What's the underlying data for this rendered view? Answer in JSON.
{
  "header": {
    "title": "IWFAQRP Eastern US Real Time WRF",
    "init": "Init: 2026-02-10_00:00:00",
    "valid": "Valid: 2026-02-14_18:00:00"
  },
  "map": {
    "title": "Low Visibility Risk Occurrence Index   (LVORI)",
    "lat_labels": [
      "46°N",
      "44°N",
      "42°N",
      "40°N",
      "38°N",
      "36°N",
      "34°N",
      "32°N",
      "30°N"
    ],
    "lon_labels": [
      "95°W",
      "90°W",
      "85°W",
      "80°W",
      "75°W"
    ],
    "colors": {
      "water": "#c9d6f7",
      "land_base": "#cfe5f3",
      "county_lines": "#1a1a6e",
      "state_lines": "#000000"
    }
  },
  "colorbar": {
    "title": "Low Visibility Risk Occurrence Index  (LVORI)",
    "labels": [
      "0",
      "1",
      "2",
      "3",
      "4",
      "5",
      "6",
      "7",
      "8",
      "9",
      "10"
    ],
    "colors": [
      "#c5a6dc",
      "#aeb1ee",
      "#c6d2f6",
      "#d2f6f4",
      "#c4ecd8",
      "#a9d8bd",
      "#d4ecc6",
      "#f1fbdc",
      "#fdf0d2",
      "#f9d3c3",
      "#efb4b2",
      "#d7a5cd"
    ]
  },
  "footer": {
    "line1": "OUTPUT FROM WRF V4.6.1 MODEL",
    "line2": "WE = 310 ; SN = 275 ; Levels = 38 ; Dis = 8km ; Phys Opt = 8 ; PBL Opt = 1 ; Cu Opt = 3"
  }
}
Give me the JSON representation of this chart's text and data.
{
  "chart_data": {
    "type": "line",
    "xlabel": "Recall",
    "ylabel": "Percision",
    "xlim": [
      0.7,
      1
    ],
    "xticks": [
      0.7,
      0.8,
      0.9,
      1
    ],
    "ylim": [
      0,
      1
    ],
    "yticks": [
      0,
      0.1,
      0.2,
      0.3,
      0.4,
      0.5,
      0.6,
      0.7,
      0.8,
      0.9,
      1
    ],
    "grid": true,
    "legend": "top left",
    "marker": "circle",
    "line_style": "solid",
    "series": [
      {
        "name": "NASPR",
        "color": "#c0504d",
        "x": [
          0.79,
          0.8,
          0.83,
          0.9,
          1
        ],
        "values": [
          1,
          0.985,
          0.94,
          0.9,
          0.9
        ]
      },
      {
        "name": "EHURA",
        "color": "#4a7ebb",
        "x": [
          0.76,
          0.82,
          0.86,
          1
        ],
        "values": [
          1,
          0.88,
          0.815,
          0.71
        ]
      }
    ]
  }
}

---

Return every line from the records above that holds the word "Risk".

Exercise answer:
    "title": "Low Visibility Risk Occurrence Index   (LVORI)",
    "title": "Low Visibility Risk Occurrence Index  (LVORI)",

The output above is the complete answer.